* _What is being asked_: Your task is to filter the data below down to the lines holding "mmol".

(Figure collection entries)
* BEGIN *

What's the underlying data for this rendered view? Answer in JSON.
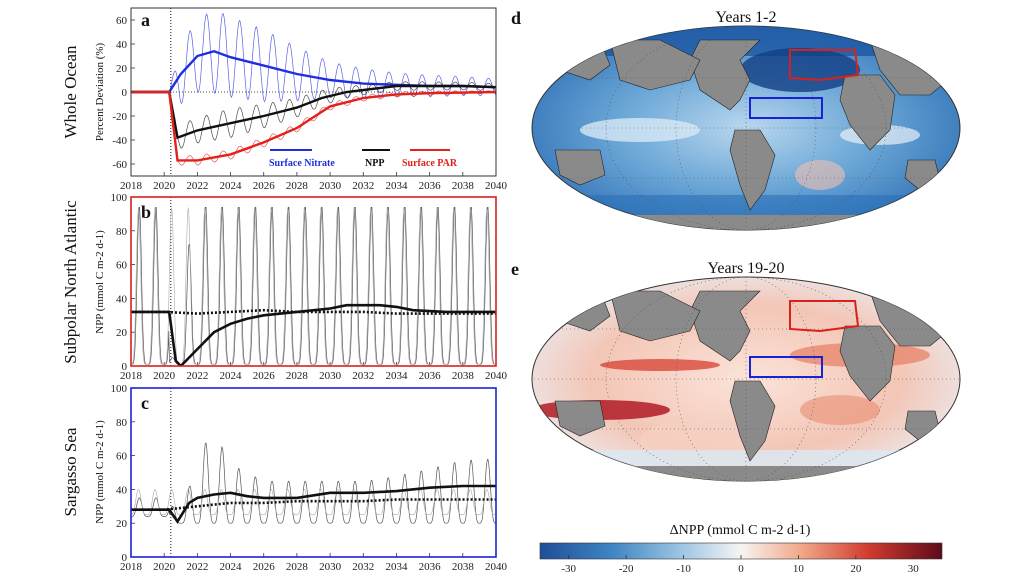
{
  "rows": {
    "a": "Whole Ocean",
    "b": "Subpolar North Atlantic",
    "c": "Sargasso Sea"
  },
  "letters": {
    "a": "a",
    "b": "b",
    "c": "c",
    "d": "d",
    "e": "e"
  },
  "ylabels": {
    "a": "Percent Deviation (%)",
    "b": "NPP (mmol C m-2 d-1)",
    "c": "NPP (mmol C m-2 d-1)"
  },
  "colors": {
    "nitrate": "#1f2ee0",
    "npp": "#111111",
    "par": "#e0211c",
    "subpolar_box": "#d8211b",
    "sargasso_box": "#1a22d6",
    "land": "#8a8a8a"
  },
  "legend": {
    "nitrate": "Surface Nitrate",
    "npp": "NPP",
    "par": "Surface PAR"
  },
  "maps": {
    "d_title": "Years 1-2",
    "e_title": "Years 19-20",
    "colorbar_label": "ΔNPP (mmol C m-2 d-1)",
    "colorbar_ticks": [
      "-30",
      "-20",
      "-10",
      "0",
      "10",
      "20",
      "30"
    ]
  },
  "chart_data": [
    {
      "id": "a",
      "type": "line",
      "xlim": [
        2018,
        2040
      ],
      "ylim": [
        -70,
        70
      ],
      "xticks": [
        2018,
        2020,
        2022,
        2024,
        2026,
        2028,
        2030,
        2032,
        2034,
        2036,
        2038,
        2040
      ],
      "yticks": [
        -60,
        -40,
        -20,
        0,
        20,
        40,
        60
      ],
      "event_x": 2020.4,
      "series": [
        {
          "name": "Surface Nitrate",
          "key": "nitrate",
          "smooth": [
            [
              2018,
              0
            ],
            [
              2020.3,
              0
            ],
            [
              2021,
              15
            ],
            [
              2022,
              30
            ],
            [
              2023,
              34
            ],
            [
              2024,
              29
            ],
            [
              2026,
              22
            ],
            [
              2028,
              15
            ],
            [
              2030,
              10
            ],
            [
              2032,
              7
            ],
            [
              2034,
              6
            ],
            [
              2036,
              5
            ],
            [
              2038,
              5
            ],
            [
              2040,
              4
            ]
          ],
          "seasonal_amp": [
            [
              2020.3,
              0
            ],
            [
              2021,
              25
            ],
            [
              2023,
              35
            ],
            [
              2026,
              30
            ],
            [
              2030,
              15
            ],
            [
              2034,
              10
            ],
            [
              2040,
              7
            ]
          ]
        },
        {
          "name": "NPP",
          "key": "npp",
          "smooth": [
            [
              2018,
              0
            ],
            [
              2020.3,
              0
            ],
            [
              2020.8,
              -38
            ],
            [
              2022,
              -32
            ],
            [
              2024,
              -26
            ],
            [
              2026,
              -20
            ],
            [
              2028,
              -13
            ],
            [
              2029.5,
              -5
            ],
            [
              2031,
              0
            ],
            [
              2034,
              5
            ],
            [
              2036,
              5
            ],
            [
              2038,
              5
            ],
            [
              2040,
              4
            ]
          ],
          "seasonal_amp": [
            [
              2020.3,
              0
            ],
            [
              2021,
              10
            ],
            [
              2024,
              12
            ],
            [
              2028,
              8
            ],
            [
              2032,
              4
            ],
            [
              2040,
              3
            ]
          ]
        },
        {
          "name": "Surface PAR",
          "key": "par",
          "smooth": [
            [
              2018,
              0
            ],
            [
              2020.3,
              0
            ],
            [
              2020.8,
              -57
            ],
            [
              2022,
              -57
            ],
            [
              2024,
              -52
            ],
            [
              2026,
              -42
            ],
            [
              2028,
              -30
            ],
            [
              2030,
              -12
            ],
            [
              2032,
              -5
            ],
            [
              2034,
              -2
            ],
            [
              2036,
              -1
            ],
            [
              2040,
              0
            ]
          ],
          "seasonal_amp": [
            [
              2020.3,
              0
            ],
            [
              2021,
              4
            ],
            [
              2026,
              4
            ],
            [
              2030,
              3
            ],
            [
              2040,
              1
            ]
          ]
        }
      ]
    },
    {
      "id": "b",
      "type": "line",
      "xlim": [
        2018,
        2040
      ],
      "ylim": [
        0,
        100
      ],
      "xticks": [
        2018,
        2020,
        2022,
        2024,
        2026,
        2028,
        2030,
        2032,
        2034,
        2036,
        2038,
        2040
      ],
      "yticks": [
        0,
        20,
        40,
        60,
        80,
        100
      ],
      "event_x": 2020.4,
      "series": [
        {
          "name": "perturbed_smooth",
          "style": "solid-thick",
          "points": [
            [
              2018,
              32
            ],
            [
              2020.3,
              32
            ],
            [
              2020.7,
              3
            ],
            [
              2021,
              0
            ],
            [
              2022,
              10
            ],
            [
              2023,
              20
            ],
            [
              2024,
              25
            ],
            [
              2025,
              28
            ],
            [
              2026,
              30
            ],
            [
              2028,
              32
            ],
            [
              2030,
              34
            ],
            [
              2031,
              36
            ],
            [
              2033,
              36
            ],
            [
              2034,
              35
            ],
            [
              2035,
              33
            ],
            [
              2037,
              32
            ],
            [
              2040,
              32
            ]
          ]
        },
        {
          "name": "control_smooth",
          "style": "dotted-thick",
          "points": [
            [
              2018,
              32
            ],
            [
              2020,
              32
            ],
            [
              2022,
              31
            ],
            [
              2024,
              32
            ],
            [
              2026,
              33
            ],
            [
              2028,
              32
            ],
            [
              2030,
              32
            ],
            [
              2032,
              32
            ],
            [
              2034,
              31
            ],
            [
              2036,
              31
            ],
            [
              2038,
              31
            ],
            [
              2040,
              31
            ]
          ]
        }
      ],
      "seasonal": {
        "peak": 95,
        "trough": 1,
        "start_recovery": 2020.8
      }
    },
    {
      "id": "c",
      "type": "line",
      "xlim": [
        2018,
        2040
      ],
      "ylim": [
        0,
        100
      ],
      "xticks": [
        2018,
        2020,
        2022,
        2024,
        2026,
        2028,
        2030,
        2032,
        2034,
        2036,
        2038,
        2040
      ],
      "yticks": [
        0,
        20,
        40,
        60,
        80,
        100
      ],
      "event_x": 2020.4,
      "series": [
        {
          "name": "perturbed_smooth",
          "style": "solid-thick",
          "points": [
            [
              2018,
              28
            ],
            [
              2020.3,
              28
            ],
            [
              2020.8,
              21
            ],
            [
              2021.5,
              32
            ],
            [
              2022,
              35
            ],
            [
              2023,
              37
            ],
            [
              2024,
              38
            ],
            [
              2025,
              36
            ],
            [
              2026,
              35
            ],
            [
              2028,
              35
            ],
            [
              2030,
              38
            ],
            [
              2032,
              38
            ],
            [
              2034,
              39
            ],
            [
              2036,
              41
            ],
            [
              2038,
              42
            ],
            [
              2040,
              42
            ]
          ]
        },
        {
          "name": "control_smooth",
          "style": "dotted-thick",
          "points": [
            [
              2018,
              28
            ],
            [
              2020,
              28
            ],
            [
              2022,
              30
            ],
            [
              2024,
              32
            ],
            [
              2026,
              32
            ],
            [
              2028,
              33
            ],
            [
              2030,
              33
            ],
            [
              2032,
              33
            ],
            [
              2034,
              34
            ],
            [
              2036,
              34
            ],
            [
              2038,
              34
            ],
            [
              2040,
              34
            ]
          ]
        }
      ],
      "seasonal": {
        "peaks": [
          [
            2021.2,
            30
          ],
          [
            2021.6,
            45
          ],
          [
            2022.2,
            65
          ],
          [
            2023.1,
            73
          ],
          [
            2024,
            55
          ],
          [
            2025,
            50
          ],
          [
            2026,
            45
          ],
          [
            2027,
            45
          ],
          [
            2028,
            45
          ],
          [
            2029,
            45
          ],
          [
            2030,
            45
          ],
          [
            2031,
            45
          ],
          [
            2032,
            45
          ],
          [
            2033,
            46
          ],
          [
            2034,
            48
          ],
          [
            2035,
            50
          ],
          [
            2036,
            52
          ],
          [
            2037,
            55
          ],
          [
            2038,
            57
          ],
          [
            2039,
            58
          ],
          [
            2040,
            58
          ]
        ]
      }
    }
  ]
}
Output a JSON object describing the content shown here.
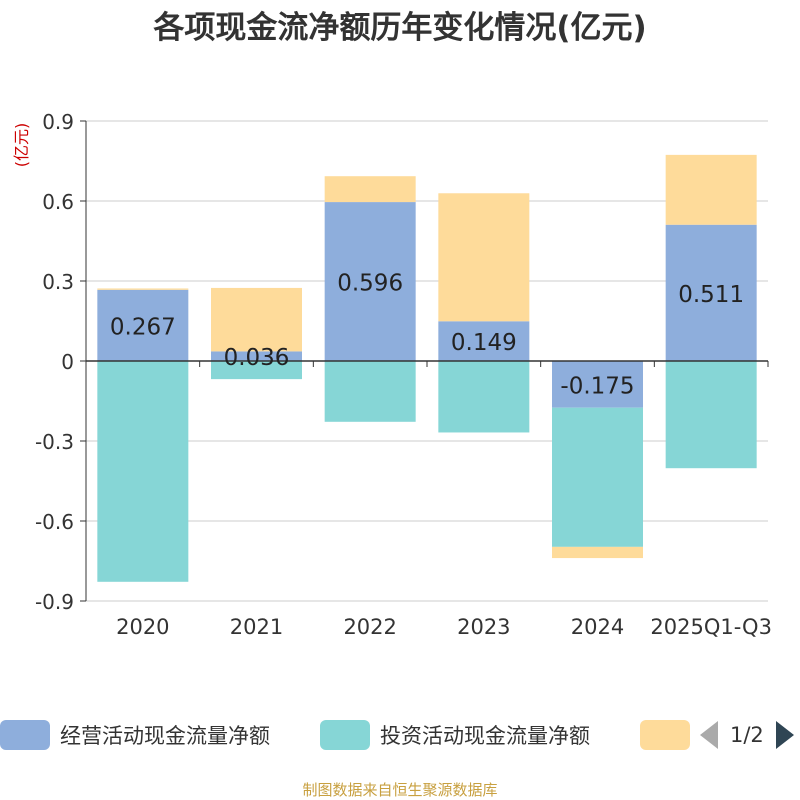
{
  "title": "各项现金流净额历年变化情况(亿元)",
  "unit_label": "(亿元)",
  "source": "制图数据来自恒生聚源数据库",
  "pager": {
    "text": "1/2",
    "prev_icon": "triangle-left-icon",
    "next_icon": "triangle-right-icon"
  },
  "colors": {
    "operating": "#8eaedc",
    "investing": "#86d6d6",
    "financing": "#fedb9a",
    "unit": "#cc0000",
    "source": "#c8a040"
  },
  "chart_data": {
    "type": "bar",
    "stacked": true,
    "categories": [
      "2020",
      "2021",
      "2022",
      "2023",
      "2024",
      "2025Q1-Q3"
    ],
    "ylim": [
      -0.9,
      0.9
    ],
    "yticks": [
      -0.9,
      -0.6,
      -0.3,
      0,
      0.3,
      0.6,
      0.9
    ],
    "ytick_labels": [
      "-0.9",
      "-0.6",
      "-0.3",
      "0",
      "0.3",
      "0.6",
      "0.9"
    ],
    "ylabel": "(亿元)",
    "grid": true,
    "legend_position": "bottom",
    "series": [
      {
        "name": "经营活动现金流量净额",
        "values": [
          0.267,
          0.036,
          0.596,
          0.149,
          -0.175,
          0.511
        ],
        "labels": [
          "0.267",
          "0.036",
          "0.596",
          "0.149",
          "-0.175",
          "0.511"
        ]
      },
      {
        "name": "投资活动现金流量净额",
        "values": [
          -0.828,
          -0.068,
          -0.228,
          -0.268,
          -0.522,
          -0.402
        ]
      },
      {
        "name": "",
        "values": [
          0.005,
          0.238,
          0.097,
          0.48,
          -0.042,
          0.262
        ]
      }
    ]
  }
}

* END *

* _Exercise answer_:
    "b": "NPP (mmol C m-2 d-1)",
    "c": "NPP (mmol C m-2 d-1)"
    "colorbar_label": "ΔNPP (mmol C m-2 d-1)",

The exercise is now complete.